Brief> List every line from the beginning of the material through the line containing "staticText: 0% (26, 220, 43, 236)", inclusive, as a numbered list, omitting blank lines.

:: Source material ::

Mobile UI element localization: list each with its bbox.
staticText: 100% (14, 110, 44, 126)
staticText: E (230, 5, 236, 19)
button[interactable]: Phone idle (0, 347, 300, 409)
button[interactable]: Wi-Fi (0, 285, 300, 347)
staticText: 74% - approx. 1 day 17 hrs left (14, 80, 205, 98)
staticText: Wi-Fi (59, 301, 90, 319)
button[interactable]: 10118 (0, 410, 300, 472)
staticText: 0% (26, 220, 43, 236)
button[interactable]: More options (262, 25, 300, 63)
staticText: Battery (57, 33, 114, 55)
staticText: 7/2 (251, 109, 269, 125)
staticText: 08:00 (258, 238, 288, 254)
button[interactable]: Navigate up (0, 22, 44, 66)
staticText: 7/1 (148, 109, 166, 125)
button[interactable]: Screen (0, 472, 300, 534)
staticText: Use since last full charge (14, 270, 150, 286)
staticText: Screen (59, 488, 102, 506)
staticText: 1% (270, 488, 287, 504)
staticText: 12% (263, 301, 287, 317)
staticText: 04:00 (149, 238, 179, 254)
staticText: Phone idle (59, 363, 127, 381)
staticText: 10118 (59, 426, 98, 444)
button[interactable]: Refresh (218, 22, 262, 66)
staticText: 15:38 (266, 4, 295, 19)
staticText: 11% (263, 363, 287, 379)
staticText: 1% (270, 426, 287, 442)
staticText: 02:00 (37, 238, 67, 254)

:::

Answer to the exercise>
1. Mobile UI element localization: list each with its bbox.
2. staticText: 100% (14, 110, 44, 126)
3. staticText: E (230, 5, 236, 19)
4. button[interactable]: Phone idle (0, 347, 300, 409)
5. button[interactable]: Wi-Fi (0, 285, 300, 347)
6. staticText: 74% - approx. 1 day 17 hrs left (14, 80, 205, 98)
7. staticText: Wi-Fi (59, 301, 90, 319)
8. button[interactable]: 10118 (0, 410, 300, 472)
9. staticText: 0% (26, 220, 43, 236)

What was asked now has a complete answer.